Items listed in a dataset

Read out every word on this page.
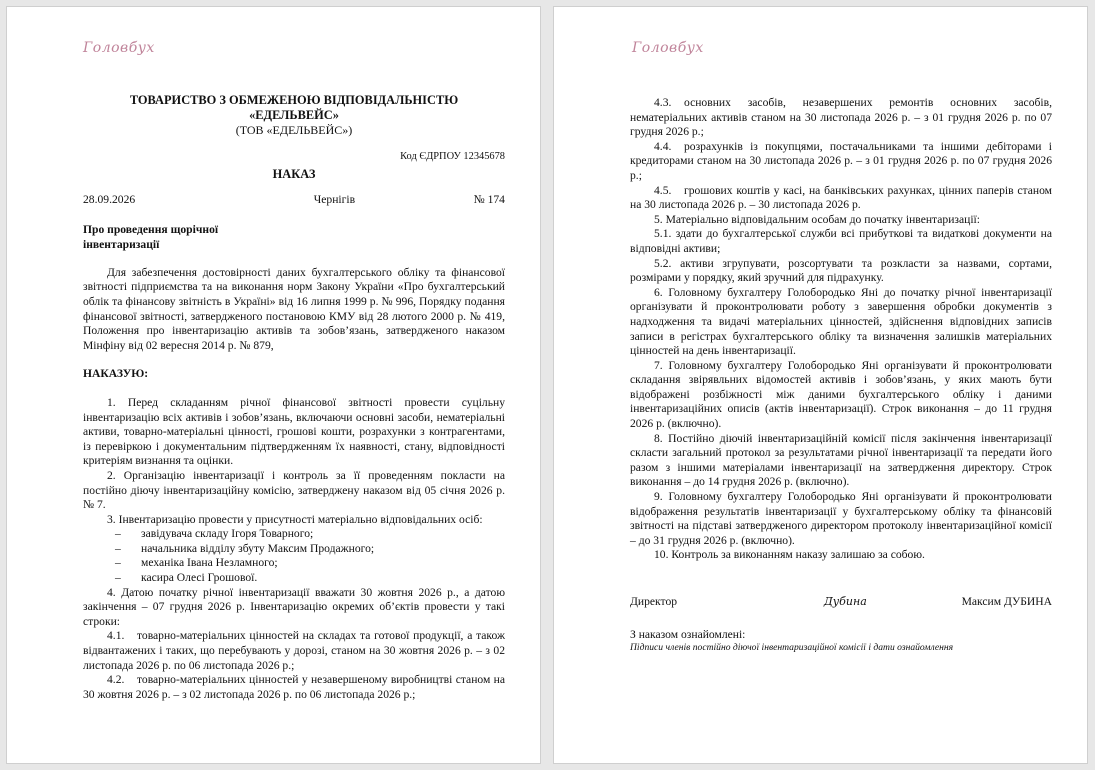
Головбух
ТОВАРИСТВО З ОБМЕЖЕНОЮ ВІДПОВІДАЛЬНІСТЮ
«ЕДЕЛЬВЕЙС»
(ТОВ «ЕДЕЛЬВЕЙС»)
Код ЄДРПОУ 12345678
НАКАЗ
28.09.2026	Чернігів	№ 174
Про проведення щорічної
інвентаризації

Для забезпечення достовірності даних бухгалтерського обліку та фінансової звітності підприємства та на виконання норм Закону України «Про бухгалтерський облік та фінансову звітність в Україні» від 16 липня 1999 р. № 996, Порядку подання фінансової звітності, затвердженого постановою КМУ від 28 лютого 2000 р. № 419, Положення про інвентаризацію активів та зобов’язань, затвердженого наказом Мінфіну від 02 вересня 2014 р. № 879,

НАКАЗУЮ:

1. Перед складанням річної фінансової звітності провести суцільну інвентаризацію всіх активів і зобов’язань, включаючи основні засоби, нематеріальні активи, товарно-матеріальні цінності, грошові кошти, розрахунки з контрагентами, із перевіркою і документальним підтвердженням їх наявності, стану, відповідності критеріям визнання та оцінки.

2. Організацію інвентаризації і контроль за її проведенням покласти на постійно діючу інвентаризаційну комісію, затверджену наказом від 05 січня 2026 р. № 7.

3. Інвентаризацію провести у присутності матеріально відповідальних осіб:

–	завідувача складу Ігоря Товарного;
–	начальника відділу збуту Максим Продажного;
–	механіка Івана Незламного;
–	касира Олесі Грошової.

4. Датою початку річної інвентаризації вважати 30 жовтня 2026 р., а датою закінчення – 07 грудня 2026 р. Інвентаризацію окремих об’єктів провести у такі строки:

4.1. товарно-матеріальних цінностей на складах та готової продукції, а також відвантажених і таких, що перебувають у дорозі, станом на 30 жовтня 2026 р. – з 02 листопада 2026 р. по 06 листопада 2026 р.;

4.2. товарно-матеріальних цінностей у незавершеному виробництві станом на 30 жовтня 2026 р. – з 02 листопада 2026 р. по 06 листопада 2026 р.;

Головбух

4.3. основних засобів, незавершених ремонтів основних засобів, нематеріальних активів станом на 30 листопада 2026 р. – з 01 грудня 2026 р. по 07 грудня 2026 р.;

4.4. розрахунків із покупцями, постачальниками та іншими дебіторами і кредиторами станом на 30 листопада 2026 р. – з 01 грудня 2026 р. по 07 грудня 2026 р.;

4.5. грошових коштів у касі, на банківських рахунках, цінних паперів станом на 30 листопада 2026 р. – 30 листопада 2026 р.

5. Матеріально відповідальним особам до початку інвентаризації:

5.1. здати до бухгалтерської служби всі прибуткові та видаткові документи на відповідні активи;

5.2. активи згрупувати, розсортувати та розкласти за назвами, сортами, розмірами у порядку, який зручний для підрахунку.

6. Головному бухгалтеру Голобородько Яні до початку річної інвентаризації організувати й проконтролювати роботу з завершення обробки документів з надходження та видачі матеріальних цінностей, здійснення відповідних записів записи в регістрах бухгалтерського обліку та визначення залишків матеріальних цінностей на день інвентаризації.

7. Головному бухгалтеру Голобородько Яні організувати й проконтролювати складання звірявльних відомостей активів і зобов’язань, у яких мають бути відображені розбіжності між даними бухгалтерського обліку і даними інвентаризаційних описів (актів інвентаризації). Строк виконання – до 11 грудня 2026 р. (включно).

8. Постійно діючій інвентаризаційній комісії після закінчення інвентаризації скласти загальний протокол за результатами річної інвентаризації та передати його разом з іншими матеріалами інвентаризації на затвердження директору. Строк виконання – до 14 грудня 2026 р. (включно).

9. Головному бухгалтеру Голобородько Яні організувати й проконтролювати відображення результатів інвентаризації у бухгалтерському обліку та фінансовій звітності на підставі затвердженого директором протоколу інвентаризаційної комісії – до 31 грудня 2026 р. (включно).

10. Контроль за виконанням наказу залишаю за собою.

Директор	Дубина	Максим ДУБИНА
З наказом ознайомлені:
Підписи членів постійно діючої інвентаризаційної комісії і дати ознайомлення
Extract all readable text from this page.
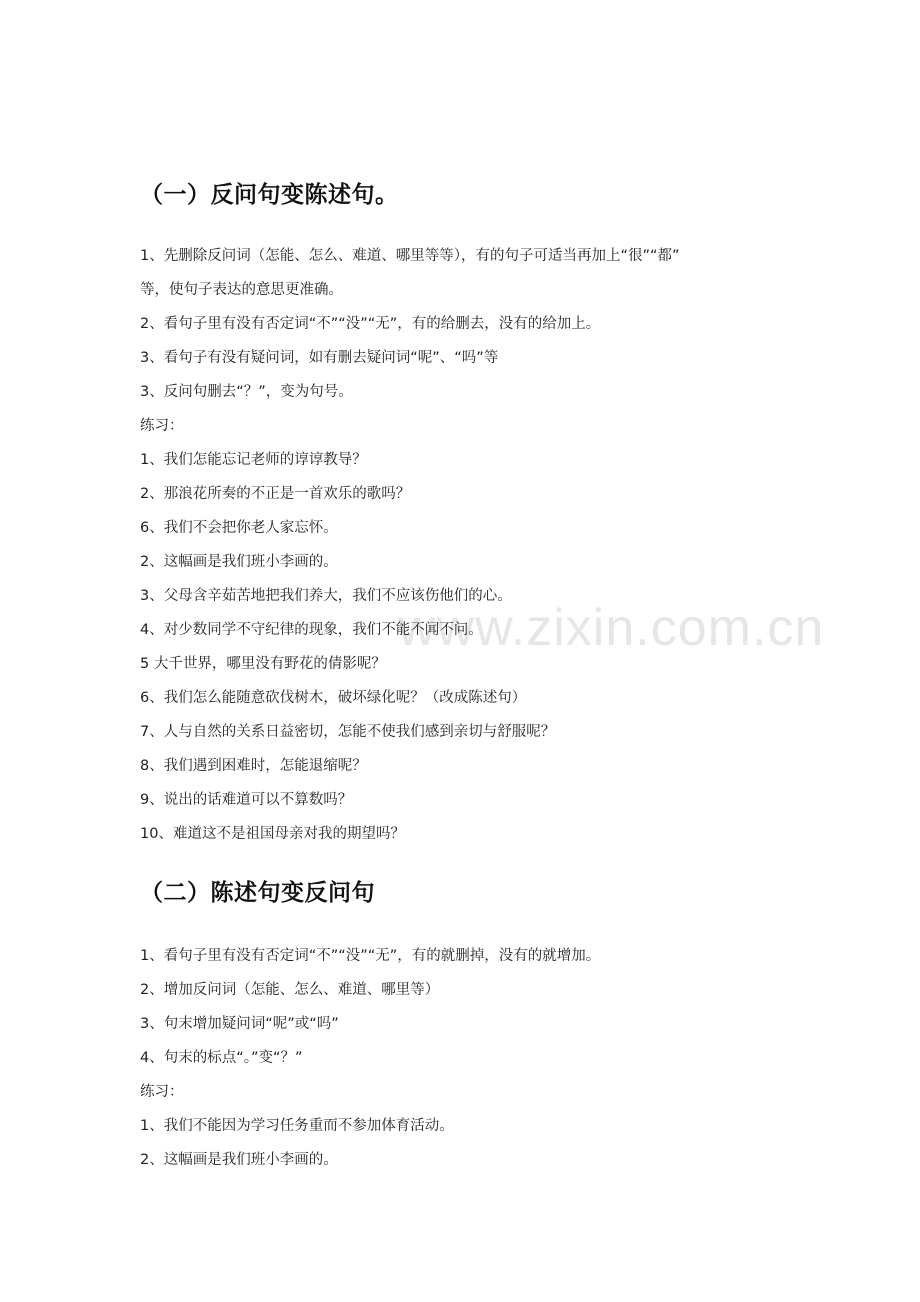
www.zixin.com.cn
（一）反问句变陈述句。
1、先删除反问词（怎能、怎么、难道、哪里等等），有的句子可适当再加上“很”“都”
等，使句子表达的意思更准确。
2、看句子里有没有否定词“不”“没”“无”，有的给删去，没有的给加上。
3、看句子有没有疑问词，如有删去疑问词“呢”、“吗”等
3、反问句删去“？”，变为句号。
练习：
1、我们怎能忘记老师的谆谆教导？
2、那浪花所奏的不正是一首欢乐的歌吗？
6、我们不会把你老人家忘怀。
2、这幅画是我们班小李画的。
3、父母含辛茹苦地把我们养大，我们不应该伤他们的心。
4、对少数同学不守纪律的现象，我们不能不闻不问。
5 大千世界，哪里没有野花的倩影呢？
6、我们怎么能随意砍伐树木，破坏绿化呢？（改成陈述句）
7、人与自然的关系日益密切，怎能不使我们感到亲切与舒服呢？
8、我们遇到困难时，怎能退缩呢？
9、说出的话难道可以不算数吗？
10、难道这不是祖国母亲对我的期望吗？
（二）陈述句变反问句
1、看句子里有没有否定词“不”“没”“无”，有的就删掉，没有的就增加。
2、增加反问词（怎能、怎么、难道、哪里等）
3、句末增加疑问词“呢”或“吗”
4、句末的标点“。”变“？”
练习：
1、我们不能因为学习任务重而不参加体育活动。
2、这幅画是我们班小李画的。
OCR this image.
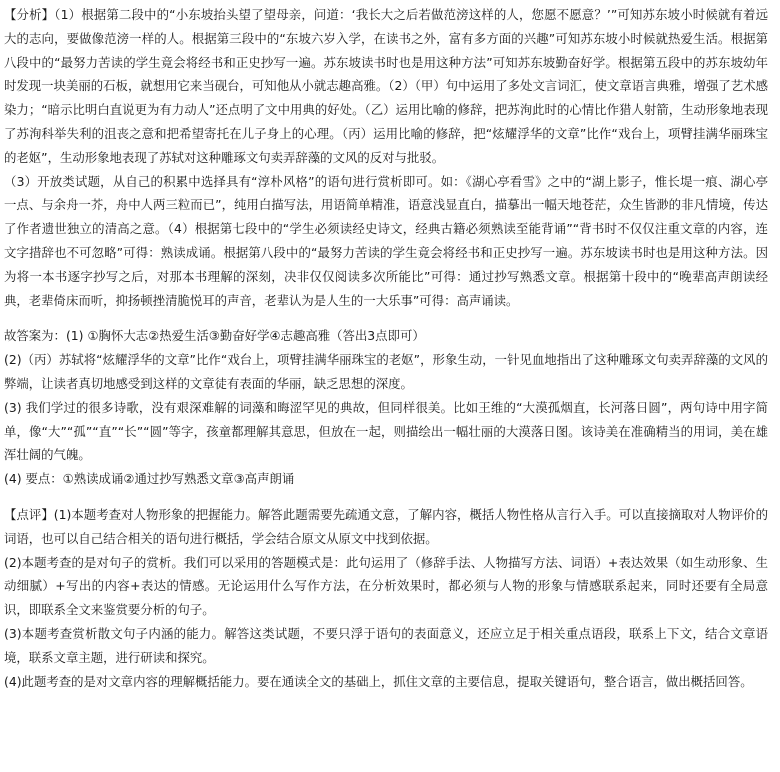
【分析】（1）根据第二段中的“小东坡抬头望了望母亲，问道：‘我长大之后若做范滂这样的人，您愿不愿意？’”可知苏东坡小时候就有着远大的志向，要做像范滂一样的人。根据第三段中的“东坡六岁入学，在读书之外，富有多方面的兴趣”可知苏东坡小时候就热爱生活。根据第八段中的“最努力苦读的学生竟会将经书和正史抄写一遍。苏东坡读书时也是用这种方法”可知苏东坡勤奋好学。根据第五段中的苏东坡幼年时发现一块美丽的石板，就想用它来当砚台，可知他从小就志趣高雅。（2）（甲）句中运用了多处文言词汇，使文章语言典雅，增强了艺术感染力；“暗示比明白直说更为有力动人”还点明了文中用典的好处。（乙）运用比喻的修辞，把苏洵此时的心情比作猎人射箭，生动形象地表现了苏洵科举失利的沮丧之意和把希望寄托在儿子身上的心理。（丙）运用比喻的修辞，把“炫耀浮华的文章”比作“戏台上，项臂挂满华丽珠宝的老妪”，生动形象地表现了苏轼对这种雕琢文句卖弄辞藻的文风的反对与批驳。

（3）开放类试题，从自己的积累中选择具有“淳朴风格”的语句进行赏析即可。如：《湖心亭看雪》之中的“湖上影子，惟长堤一痕、湖心亭一点、与余舟一芥，舟中人两三粒而已”，纯用白描写法，用语简单精准，语意浅显直白，描摹出一幅天地苍茫，众生皆渺的非凡情境，传达了作者遗世独立的清高之意。（4）根据第七段中的“学生必须读经史诗文，经典古籍必须熟读至能背诵”“背书时不仅仅注重文章的内容，连文字措辞也不可忽略”可得：熟读成诵。根据第八段中的“最努力苦读的学生竟会将经书和正史抄写一遍。苏东坡读书时也是用这种方法。因为将一本书逐字抄写之后，对那本书理解的深刻，决非仅仅阅读多次所能比”可得：通过抄写熟悉文章。根据第十段中的“晚辈高声朗读经典，老辈倚床而听，抑扬顿挫清脆悦耳的声音，老辈认为是人生的一大乐事”可得：高声诵读。

故答案为：(1) ①胸怀大志②热爱生活③勤奋好学④志趣高雅（答出3点即可）

(2)（丙）苏轼将“炫耀浮华的文章”比作“戏台上，项臂挂满华丽珠宝的老妪”，形象生动，一针见血地指出了这种雕琢文句卖弄辞藻的文风的弊端，让读者真切地感受到这样的文章徒有表面的华丽，缺乏思想的深度。

(3) 我们学过的很多诗歌，没有艰深难解的词藻和晦涩罕见的典故，但同样很美。比如王维的“大漠孤烟直，长河落日圆”，两句诗中用字简单，像“大”“孤”“直”“长”“圆”等字，孩童都理解其意思，但放在一起，则描绘出一幅壮丽的大漠落日图。该诗美在准确精当的用词，美在雄浑壮阔的气魄。

(4) 要点：①熟读成诵②通过抄写熟悉文章③高声朗诵

【点评】(1)本题考查对人物形象的把握能力。解答此题需要先疏通文意，了解内容，概括人物性格从言行入手。可以直接摘取对人物评价的词语，也可以自己结合相关的语句进行概括，学会结合原文从原文中找到依据。

(2)本题考查的是对句子的赏析。我们可以采用的答题模式是：此句运用了（修辞手法、人物描写方法、词语）+表达效果（如生动形象、生动细腻）+写出的内容+表达的情感。无论运用什么写作方法，在分析效果时，都必须与人物的形象与情感联系起来，同时还要有全局意识，即联系全文来鉴赏要分析的句子。

(3)本题考查赏析散文句子内涵的能力。解答这类试题，不要只浮于语句的表面意义，还应立足于相关重点语段，联系上下文，结合文章语境，联系文章主题，进行研读和探究。

(4)此题考查的是对文章内容的理解概括能力。要在通读全文的基础上，抓住文章的主要信息，提取关键语句，整合语言，做出概括回答。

- _Directions for this task_
Lines containing the string "page" are to be selected and copied.

- _Exercise response_
Read out every word on this page.
Extract all readable text from this page.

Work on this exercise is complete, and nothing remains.